EXERCISE AIM :: Write out the listing in full, matching it word for word.

[Stored data]
<<<<

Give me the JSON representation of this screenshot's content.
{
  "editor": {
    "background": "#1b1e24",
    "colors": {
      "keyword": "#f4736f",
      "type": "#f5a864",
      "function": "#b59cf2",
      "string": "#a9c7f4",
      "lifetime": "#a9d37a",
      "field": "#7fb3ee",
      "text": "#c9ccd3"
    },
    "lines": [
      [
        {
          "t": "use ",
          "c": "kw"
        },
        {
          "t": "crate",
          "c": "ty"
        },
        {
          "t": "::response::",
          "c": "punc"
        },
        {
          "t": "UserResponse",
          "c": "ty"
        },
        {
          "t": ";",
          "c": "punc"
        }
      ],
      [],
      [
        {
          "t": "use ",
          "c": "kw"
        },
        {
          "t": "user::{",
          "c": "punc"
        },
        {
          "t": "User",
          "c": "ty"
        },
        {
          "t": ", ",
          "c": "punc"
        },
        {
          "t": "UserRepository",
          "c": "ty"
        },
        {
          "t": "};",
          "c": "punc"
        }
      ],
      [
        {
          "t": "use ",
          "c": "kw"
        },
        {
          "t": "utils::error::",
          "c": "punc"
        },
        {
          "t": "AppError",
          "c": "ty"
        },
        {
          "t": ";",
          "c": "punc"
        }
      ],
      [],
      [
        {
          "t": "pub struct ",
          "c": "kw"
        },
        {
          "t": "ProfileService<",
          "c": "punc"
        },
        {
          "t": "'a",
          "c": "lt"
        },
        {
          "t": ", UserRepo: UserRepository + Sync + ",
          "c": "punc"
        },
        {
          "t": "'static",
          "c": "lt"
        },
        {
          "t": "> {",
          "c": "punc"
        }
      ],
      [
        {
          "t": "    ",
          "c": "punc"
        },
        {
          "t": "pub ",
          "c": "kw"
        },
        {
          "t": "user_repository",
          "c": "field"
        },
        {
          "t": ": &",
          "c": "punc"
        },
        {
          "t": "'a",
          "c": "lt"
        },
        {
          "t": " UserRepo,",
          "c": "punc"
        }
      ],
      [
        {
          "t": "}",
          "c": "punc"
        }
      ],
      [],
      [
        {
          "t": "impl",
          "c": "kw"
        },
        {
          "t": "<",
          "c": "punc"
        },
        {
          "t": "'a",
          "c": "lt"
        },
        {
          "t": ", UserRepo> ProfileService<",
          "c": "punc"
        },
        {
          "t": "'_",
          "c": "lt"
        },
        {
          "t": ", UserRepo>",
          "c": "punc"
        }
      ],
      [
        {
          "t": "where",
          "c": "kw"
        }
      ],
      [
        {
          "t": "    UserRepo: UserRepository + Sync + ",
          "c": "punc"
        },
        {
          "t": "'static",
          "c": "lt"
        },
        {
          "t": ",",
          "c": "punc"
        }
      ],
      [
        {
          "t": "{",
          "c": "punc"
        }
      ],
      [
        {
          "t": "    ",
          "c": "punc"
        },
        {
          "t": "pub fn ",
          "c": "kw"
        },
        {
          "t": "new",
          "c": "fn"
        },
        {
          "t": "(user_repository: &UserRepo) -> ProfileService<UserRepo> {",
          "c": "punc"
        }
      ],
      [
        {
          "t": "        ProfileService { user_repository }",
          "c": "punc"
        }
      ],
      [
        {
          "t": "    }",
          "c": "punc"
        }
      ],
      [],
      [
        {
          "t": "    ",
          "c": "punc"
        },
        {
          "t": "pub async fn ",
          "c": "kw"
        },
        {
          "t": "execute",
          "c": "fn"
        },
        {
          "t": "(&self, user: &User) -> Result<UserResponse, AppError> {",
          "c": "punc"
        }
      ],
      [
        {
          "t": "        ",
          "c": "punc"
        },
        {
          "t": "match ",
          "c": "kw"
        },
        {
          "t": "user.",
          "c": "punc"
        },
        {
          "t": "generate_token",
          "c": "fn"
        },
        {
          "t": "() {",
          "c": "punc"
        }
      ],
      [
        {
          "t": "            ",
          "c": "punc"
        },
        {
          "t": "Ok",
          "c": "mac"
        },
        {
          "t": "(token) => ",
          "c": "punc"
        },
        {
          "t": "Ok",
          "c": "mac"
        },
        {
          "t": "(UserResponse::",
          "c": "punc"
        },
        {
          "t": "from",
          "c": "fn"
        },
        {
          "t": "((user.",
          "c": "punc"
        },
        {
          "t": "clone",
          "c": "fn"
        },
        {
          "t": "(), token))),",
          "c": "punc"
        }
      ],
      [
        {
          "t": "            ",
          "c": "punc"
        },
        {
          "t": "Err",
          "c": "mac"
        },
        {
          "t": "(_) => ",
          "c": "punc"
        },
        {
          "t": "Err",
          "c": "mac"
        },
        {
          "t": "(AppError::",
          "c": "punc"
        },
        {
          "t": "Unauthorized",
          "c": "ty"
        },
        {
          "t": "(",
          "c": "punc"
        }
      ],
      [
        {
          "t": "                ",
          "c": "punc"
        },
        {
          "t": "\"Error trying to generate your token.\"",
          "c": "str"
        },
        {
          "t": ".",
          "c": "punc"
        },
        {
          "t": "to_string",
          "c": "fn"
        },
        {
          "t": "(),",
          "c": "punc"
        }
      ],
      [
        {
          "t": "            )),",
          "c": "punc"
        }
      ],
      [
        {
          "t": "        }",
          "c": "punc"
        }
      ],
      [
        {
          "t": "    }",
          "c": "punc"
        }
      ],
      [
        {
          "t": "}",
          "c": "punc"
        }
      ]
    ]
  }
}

>>>>

TASK RESULT ::
Give me the JSON representation of this screenshot's content.
{
  "editor": {
    "background": "#1b1e24",
    "colors": {
      "keyword": "#f4736f",
      "type": "#f5a864",
      "function": "#b59cf2",
      "string": "#a9c7f4",
      "lifetime": "#a9d37a",
      "field": "#7fb3ee",
      "text": "#c9ccd3"
    },
    "lines": [
      [
        {
          "t": "use ",
          "c": "kw"
        },
        {
          "t": "crate",
          "c": "ty"
        },
        {
          "t": "::response::",
          "c": "punc"
        },
        {
          "t": "UserResponse",
          "c": "ty"
        },
        {
          "t": ";",
          "c": "punc"
        }
      ],
      [],
      [
        {
          "t": "use ",
          "c": "kw"
        },
        {
          "t": "user::{",
          "c": "punc"
        },
        {
          "t": "User",
          "c": "ty"
        },
        {
          "t": ", ",
          "c": "punc"
        },
        {
          "t": "UserRepository",
          "c": "ty"
        },
        {
          "t": "};",
          "c": "punc"
        }
      ],
      [
        {
          "t": "use ",
          "c": "kw"
        },
        {
          "t": "utils::error::",
          "c": "punc"
        },
        {
          "t": "AppError",
          "c": "ty"
        },
        {
          "t": ";",
          "c": "punc"
        }
      ],
      [],
      [
        {
          "t": "pub struct ",
          "c": "kw"
        },
        {
          "t": "ProfileService<",
          "c": "punc"
        },
        {
          "t": "'a",
          "c": "lt"
        },
        {
          "t": ", UserRepo: UserRepository + Sync + ",
          "c": "punc"
        },
        {
          "t": "'static",
          "c": "lt"
        },
        {
          "t": "> {",
          "c": "punc"
        }
      ],
      [
        {
          "t": "    ",
          "c": "punc"
        },
        {
          "t": "pub ",
          "c": "kw"
        },
        {
          "t": "user_repository",
          "c": "field"
        },
        {
          "t": ": &",
          "c": "punc"
        },
        {
          "t": "'a",
          "c": "lt"
        },
        {
          "t": " UserRepo,",
          "c": "punc"
        }
      ],
      [
        {
          "t": "}",
          "c": "punc"
        }
      ],
      [],
      [
        {
          "t": "impl",
          "c": "kw"
        },
        {
          "t": "<",
          "c": "punc"
        },
        {
          "t": "'a",
          "c": "lt"
        },
        {
          "t": ", UserRepo> ProfileService<",
          "c": "punc"
        },
        {
          "t": "'_",
          "c": "lt"
        },
        {
          "t": ", UserRepo>",
          "c": "punc"
        }
      ],
      [
        {
          "t": "where",
          "c": "kw"
        }
      ],
      [
        {
          "t": "    UserRepo: UserRepository + Sync + ",
          "c": "punc"
        },
        {
          "t": "'static",
          "c": "lt"
        },
        {
          "t": ",",
          "c": "punc"
        }
      ],
      [
        {
          "t": "{",
          "c": "punc"
        }
      ],
      [
        {
          "t": "    ",
          "c": "punc"
        },
        {
          "t": "pub fn ",
          "c": "kw"
        },
        {
          "t": "new",
          "c": "fn"
        },
        {
          "t": "(user_repository: &UserRepo) -> ProfileService<UserRepo> {",
          "c": "punc"
        }
      ],
      [
        {
          "t": "        ProfileService { user_repository }",
          "c": "punc"
        }
      ],
      [
        {
          "t": "    }",
          "c": "punc"
        }
      ],
      [],
      [
        {
          "t": "    ",
          "c": "punc"
        },
        {
          "t": "pub async fn ",
          "c": "kw"
        },
        {
          "t": "execute",
          "c": "fn"
        },
        {
          "t": "(&self, user: &User) -> Result<UserResponse, AppError> {",
          "c": "punc"
        }
      ],
      [
        {
          "t": "        ",
          "c": "punc"
        },
        {
          "t": "match ",
          "c": "kw"
        },
        {
          "t": "user.",
          "c": "punc"
        },
        {
          "t": "generate_token",
          "c": "fn"
        },
        {
          "t": "() {",
          "c": "punc"
        }
      ],
      [
        {
          "t": "            ",
          "c": "punc"
        },
        {
          "t": "Ok",
          "c": "mac"
        },
        {
          "t": "(token) => ",
          "c": "punc"
        },
        {
          "t": "Ok",
          "c": "mac"
        },
        {
          "t": "(UserResponse::",
          "c": "punc"
        },
        {
          "t": "from",
          "c": "fn"
        },
        {
          "t": "((user.",
          "c": "punc"
        },
        {
          "t": "clone",
          "c": "fn"
        },
        {
          "t": "(), token))),",
          "c": "punc"
        }
      ],
      [
        {
          "t": "            ",
          "c": "punc"
        },
        {
          "t": "Err",
          "c": "mac"
        },
        {
          "t": "(_) => ",
          "c": "punc"
        },
        {
          "t": "Err",
          "c": "mac"
        },
        {
          "t": "(AppError::",
          "c": "punc"
        },
        {
          "t": "Unauthorized",
          "c": "ty"
        },
        {
          "t": "(",
          "c": "punc"
        }
      ],
      [
        {
          "t": "                ",
          "c": "punc"
        },
        {
          "t": "\"Error trying to generate your token.\"",
          "c": "str"
        },
        {
          "t": ".",
          "c": "punc"
        },
        {
          "t": "to_string",
          "c": "fn"
        },
        {
          "t": "(),",
          "c": "punc"
        }
      ],
      [
        {
          "t": "            )),",
          "c": "punc"
        }
      ],
      [
        {
          "t": "        }",
          "c": "punc"
        }
      ],
      [
        {
          "t": "    }",
          "c": "punc"
        }
      ],
      [
        {
          "t": "}",
          "c": "punc"
        }
      ]
    ]
  }
}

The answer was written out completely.